→ **EXERCISE MATERIALS**
────
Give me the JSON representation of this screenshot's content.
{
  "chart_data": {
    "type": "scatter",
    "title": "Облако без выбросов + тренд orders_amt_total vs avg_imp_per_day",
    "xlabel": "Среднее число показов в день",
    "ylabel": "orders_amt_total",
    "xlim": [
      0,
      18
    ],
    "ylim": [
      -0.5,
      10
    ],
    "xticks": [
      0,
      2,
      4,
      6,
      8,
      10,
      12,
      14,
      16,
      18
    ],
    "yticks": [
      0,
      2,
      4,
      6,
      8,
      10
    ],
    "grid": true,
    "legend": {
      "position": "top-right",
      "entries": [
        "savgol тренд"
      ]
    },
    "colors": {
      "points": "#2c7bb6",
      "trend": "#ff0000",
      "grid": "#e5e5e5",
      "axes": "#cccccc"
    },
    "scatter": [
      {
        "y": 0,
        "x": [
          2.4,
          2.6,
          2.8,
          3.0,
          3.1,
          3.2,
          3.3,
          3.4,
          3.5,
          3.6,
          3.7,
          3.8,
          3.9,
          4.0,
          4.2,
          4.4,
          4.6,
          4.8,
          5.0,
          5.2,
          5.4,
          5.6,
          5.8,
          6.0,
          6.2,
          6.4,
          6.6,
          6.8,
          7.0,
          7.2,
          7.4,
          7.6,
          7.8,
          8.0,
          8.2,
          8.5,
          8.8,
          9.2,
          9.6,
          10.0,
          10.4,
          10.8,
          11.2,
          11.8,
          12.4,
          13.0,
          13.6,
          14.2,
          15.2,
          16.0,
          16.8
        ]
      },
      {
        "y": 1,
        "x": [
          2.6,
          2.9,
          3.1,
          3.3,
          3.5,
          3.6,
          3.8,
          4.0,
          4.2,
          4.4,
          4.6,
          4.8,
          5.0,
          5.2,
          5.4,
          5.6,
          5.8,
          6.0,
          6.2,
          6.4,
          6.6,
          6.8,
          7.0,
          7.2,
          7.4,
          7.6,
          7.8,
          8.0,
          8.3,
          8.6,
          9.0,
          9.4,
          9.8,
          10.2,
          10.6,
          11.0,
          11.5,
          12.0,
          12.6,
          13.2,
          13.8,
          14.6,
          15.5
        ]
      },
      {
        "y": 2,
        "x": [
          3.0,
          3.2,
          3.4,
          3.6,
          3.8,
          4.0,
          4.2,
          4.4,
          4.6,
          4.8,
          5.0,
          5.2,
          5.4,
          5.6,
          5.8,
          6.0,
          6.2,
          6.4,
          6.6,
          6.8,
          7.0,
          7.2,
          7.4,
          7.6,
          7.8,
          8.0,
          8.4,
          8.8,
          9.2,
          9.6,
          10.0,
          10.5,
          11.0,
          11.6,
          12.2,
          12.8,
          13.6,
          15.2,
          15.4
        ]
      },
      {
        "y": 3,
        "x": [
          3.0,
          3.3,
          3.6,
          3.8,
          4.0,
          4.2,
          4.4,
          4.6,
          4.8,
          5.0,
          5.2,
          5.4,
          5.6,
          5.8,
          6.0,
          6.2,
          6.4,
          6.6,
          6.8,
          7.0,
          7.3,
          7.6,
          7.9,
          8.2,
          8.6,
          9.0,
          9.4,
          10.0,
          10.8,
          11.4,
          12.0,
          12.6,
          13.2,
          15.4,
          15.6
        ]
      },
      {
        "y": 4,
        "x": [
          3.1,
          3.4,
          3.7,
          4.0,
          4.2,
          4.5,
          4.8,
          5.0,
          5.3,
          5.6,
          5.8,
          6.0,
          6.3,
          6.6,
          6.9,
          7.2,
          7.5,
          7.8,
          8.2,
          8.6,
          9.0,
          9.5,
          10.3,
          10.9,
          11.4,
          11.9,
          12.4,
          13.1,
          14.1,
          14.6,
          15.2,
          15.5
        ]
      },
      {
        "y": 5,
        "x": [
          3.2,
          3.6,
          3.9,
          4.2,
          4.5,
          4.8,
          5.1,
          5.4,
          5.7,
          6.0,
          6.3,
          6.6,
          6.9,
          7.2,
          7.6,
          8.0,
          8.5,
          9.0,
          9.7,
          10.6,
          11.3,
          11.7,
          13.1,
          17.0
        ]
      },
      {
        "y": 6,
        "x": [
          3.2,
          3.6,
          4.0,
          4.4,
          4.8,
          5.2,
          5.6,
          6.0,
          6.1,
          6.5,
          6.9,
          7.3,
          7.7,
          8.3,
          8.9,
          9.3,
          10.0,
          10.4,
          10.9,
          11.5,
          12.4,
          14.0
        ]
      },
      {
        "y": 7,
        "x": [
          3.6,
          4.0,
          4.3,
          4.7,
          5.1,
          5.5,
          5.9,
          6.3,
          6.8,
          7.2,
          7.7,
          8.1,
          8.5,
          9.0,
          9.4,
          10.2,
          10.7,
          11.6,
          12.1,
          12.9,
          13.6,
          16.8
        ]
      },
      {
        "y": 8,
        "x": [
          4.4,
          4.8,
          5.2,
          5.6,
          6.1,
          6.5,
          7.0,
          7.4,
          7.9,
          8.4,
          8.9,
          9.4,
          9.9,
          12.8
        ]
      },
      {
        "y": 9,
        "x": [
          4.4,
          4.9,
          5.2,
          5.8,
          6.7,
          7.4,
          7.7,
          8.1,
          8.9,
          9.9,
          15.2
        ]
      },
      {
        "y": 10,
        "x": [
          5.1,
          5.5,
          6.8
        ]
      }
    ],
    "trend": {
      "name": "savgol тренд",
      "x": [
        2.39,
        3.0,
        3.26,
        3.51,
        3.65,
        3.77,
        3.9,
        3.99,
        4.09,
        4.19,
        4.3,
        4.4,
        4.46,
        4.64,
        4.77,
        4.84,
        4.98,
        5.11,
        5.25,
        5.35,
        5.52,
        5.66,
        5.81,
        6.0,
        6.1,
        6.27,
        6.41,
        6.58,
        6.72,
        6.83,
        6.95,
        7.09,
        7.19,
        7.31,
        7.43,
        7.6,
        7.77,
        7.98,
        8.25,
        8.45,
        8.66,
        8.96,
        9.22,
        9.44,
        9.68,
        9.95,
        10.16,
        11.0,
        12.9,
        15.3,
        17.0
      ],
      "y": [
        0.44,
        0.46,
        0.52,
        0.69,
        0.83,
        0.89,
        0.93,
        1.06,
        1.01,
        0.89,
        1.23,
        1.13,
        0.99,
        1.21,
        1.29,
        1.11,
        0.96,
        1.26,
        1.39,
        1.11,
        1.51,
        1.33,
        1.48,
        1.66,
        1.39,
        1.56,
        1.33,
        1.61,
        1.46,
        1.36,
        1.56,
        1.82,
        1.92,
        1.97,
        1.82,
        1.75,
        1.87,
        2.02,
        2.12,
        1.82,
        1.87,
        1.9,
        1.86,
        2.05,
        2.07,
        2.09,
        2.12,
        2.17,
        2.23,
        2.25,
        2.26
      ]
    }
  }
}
────
→ **REQUIREMENTS**
Reproduce every line of the data verbatim.

→ **WORKED ANSWER**
Give me the JSON representation of this screenshot's content.
{
  "chart_data": {
    "type": "scatter",
    "title": "Облако без выбросов + тренд orders_amt_total vs avg_imp_per_day",
    "xlabel": "Среднее число показов в день",
    "ylabel": "orders_amt_total",
    "xlim": [
      0,
      18
    ],
    "ylim": [
      -0.5,
      10
    ],
    "xticks": [
      0,
      2,
      4,
      6,
      8,
      10,
      12,
      14,
      16,
      18
    ],
    "yticks": [
      0,
      2,
      4,
      6,
      8,
      10
    ],
    "grid": true,
    "legend": {
      "position": "top-right",
      "entries": [
        "savgol тренд"
      ]
    },
    "colors": {
      "points": "#2c7bb6",
      "trend": "#ff0000",
      "grid": "#e5e5e5",
      "axes": "#cccccc"
    },
    "scatter": [
      {
        "y": 0,
        "x": [
          2.4,
          2.6,
          2.8,
          3.0,
          3.1,
          3.2,
          3.3,
          3.4,
          3.5,
          3.6,
          3.7,
          3.8,
          3.9,
          4.0,
          4.2,
          4.4,
          4.6,
          4.8,
          5.0,
          5.2,
          5.4,
          5.6,
          5.8,
          6.0,
          6.2,
          6.4,
          6.6,
          6.8,
          7.0,
          7.2,
          7.4,
          7.6,
          7.8,
          8.0,
          8.2,
          8.5,
          8.8,
          9.2,
          9.6,
          10.0,
          10.4,
          10.8,
          11.2,
          11.8,
          12.4,
          13.0,
          13.6,
          14.2,
          15.2,
          16.0,
          16.8
        ]
      },
      {
        "y": 1,
        "x": [
          2.6,
          2.9,
          3.1,
          3.3,
          3.5,
          3.6,
          3.8,
          4.0,
          4.2,
          4.4,
          4.6,
          4.8,
          5.0,
          5.2,
          5.4,
          5.6,
          5.8,
          6.0,
          6.2,
          6.4,
          6.6,
          6.8,
          7.0,
          7.2,
          7.4,
          7.6,
          7.8,
          8.0,
          8.3,
          8.6,
          9.0,
          9.4,
          9.8,
          10.2,
          10.6,
          11.0,
          11.5,
          12.0,
          12.6,
          13.2,
          13.8,
          14.6,
          15.5
        ]
      },
      {
        "y": 2,
        "x": [
          3.0,
          3.2,
          3.4,
          3.6,
          3.8,
          4.0,
          4.2,
          4.4,
          4.6,
          4.8,
          5.0,
          5.2,
          5.4,
          5.6,
          5.8,
          6.0,
          6.2,
          6.4,
          6.6,
          6.8,
          7.0,
          7.2,
          7.4,
          7.6,
          7.8,
          8.0,
          8.4,
          8.8,
          9.2,
          9.6,
          10.0,
          10.5,
          11.0,
          11.6,
          12.2,
          12.8,
          13.6,
          15.2,
          15.4
        ]
      },
      {
        "y": 3,
        "x": [
          3.0,
          3.3,
          3.6,
          3.8,
          4.0,
          4.2,
          4.4,
          4.6,
          4.8,
          5.0,
          5.2,
          5.4,
          5.6,
          5.8,
          6.0,
          6.2,
          6.4,
          6.6,
          6.8,
          7.0,
          7.3,
          7.6,
          7.9,
          8.2,
          8.6,
          9.0,
          9.4,
          10.0,
          10.8,
          11.4,
          12.0,
          12.6,
          13.2,
          15.4,
          15.6
        ]
      },
      {
        "y": 4,
        "x": [
          3.1,
          3.4,
          3.7,
          4.0,
          4.2,
          4.5,
          4.8,
          5.0,
          5.3,
          5.6,
          5.8,
          6.0,
          6.3,
          6.6,
          6.9,
          7.2,
          7.5,
          7.8,
          8.2,
          8.6,
          9.0,
          9.5,
          10.3,
          10.9,
          11.4,
          11.9,
          12.4,
          13.1,
          14.1,
          14.6,
          15.2,
          15.5
        ]
      },
      {
        "y": 5,
        "x": [
          3.2,
          3.6,
          3.9,
          4.2,
          4.5,
          4.8,
          5.1,
          5.4,
          5.7,
          6.0,
          6.3,
          6.6,
          6.9,
          7.2,
          7.6,
          8.0,
          8.5,
          9.0,
          9.7,
          10.6,
          11.3,
          11.7,
          13.1,
          17.0
        ]
      },
      {
        "y": 6,
        "x": [
          3.2,
          3.6,
          4.0,
          4.4,
          4.8,
          5.2,
          5.6,
          6.0,
          6.1,
          6.5,
          6.9,
          7.3,
          7.7,
          8.3,
          8.9,
          9.3,
          10.0,
          10.4,
          10.9,
          11.5,
          12.4,
          14.0
        ]
      },
      {
        "y": 7,
        "x": [
          3.6,
          4.0,
          4.3,
          4.7,
          5.1,
          5.5,
          5.9,
          6.3,
          6.8,
          7.2,
          7.7,
          8.1,
          8.5,
          9.0,
          9.4,
          10.2,
          10.7,
          11.6,
          12.1,
          12.9,
          13.6,
          16.8
        ]
      },
      {
        "y": 8,
        "x": [
          4.4,
          4.8,
          5.2,
          5.6,
          6.1,
          6.5,
          7.0,
          7.4,
          7.9,
          8.4,
          8.9,
          9.4,
          9.9,
          12.8
        ]
      },
      {
        "y": 9,
        "x": [
          4.4,
          4.9,
          5.2,
          5.8,
          6.7,
          7.4,
          7.7,
          8.1,
          8.9,
          9.9,
          15.2
        ]
      },
      {
        "y": 10,
        "x": [
          5.1,
          5.5,
          6.8
        ]
      }
    ],
    "trend": {
      "name": "savgol тренд",
      "x": [
        2.39,
        3.0,
        3.26,
        3.51,
        3.65,
        3.77,
        3.9,
        3.99,
        4.09,
        4.19,
        4.3,
        4.4,
        4.46,
        4.64,
        4.77,
        4.84,
        4.98,
        5.11,
        5.25,
        5.35,
        5.52,
        5.66,
        5.81,
        6.0,
        6.1,
        6.27,
        6.41,
        6.58,
        6.72,
        6.83,
        6.95,
        7.09,
        7.19,
        7.31,
        7.43,
        7.6,
        7.77,
        7.98,
        8.25,
        8.45,
        8.66,
        8.96,
        9.22,
        9.44,
        9.68,
        9.95,
        10.16,
        11.0,
        12.9,
        15.3,
        17.0
      ],
      "y": [
        0.44,
        0.46,
        0.52,
        0.69,
        0.83,
        0.89,
        0.93,
        1.06,
        1.01,
        0.89,
        1.23,
        1.13,
        0.99,
        1.21,
        1.29,
        1.11,
        0.96,
        1.26,
        1.39,
        1.11,
        1.51,
        1.33,
        1.48,
        1.66,
        1.39,
        1.56,
        1.33,
        1.61,
        1.46,
        1.36,
        1.56,
        1.82,
        1.92,
        1.97,
        1.82,
        1.75,
        1.87,
        2.02,
        2.12,
        1.82,
        1.87,
        1.9,
        1.86,
        2.05,
        2.07,
        2.09,
        2.12,
        2.17,
        2.23,
        2.25,
        2.26
      ]
    }
  }
}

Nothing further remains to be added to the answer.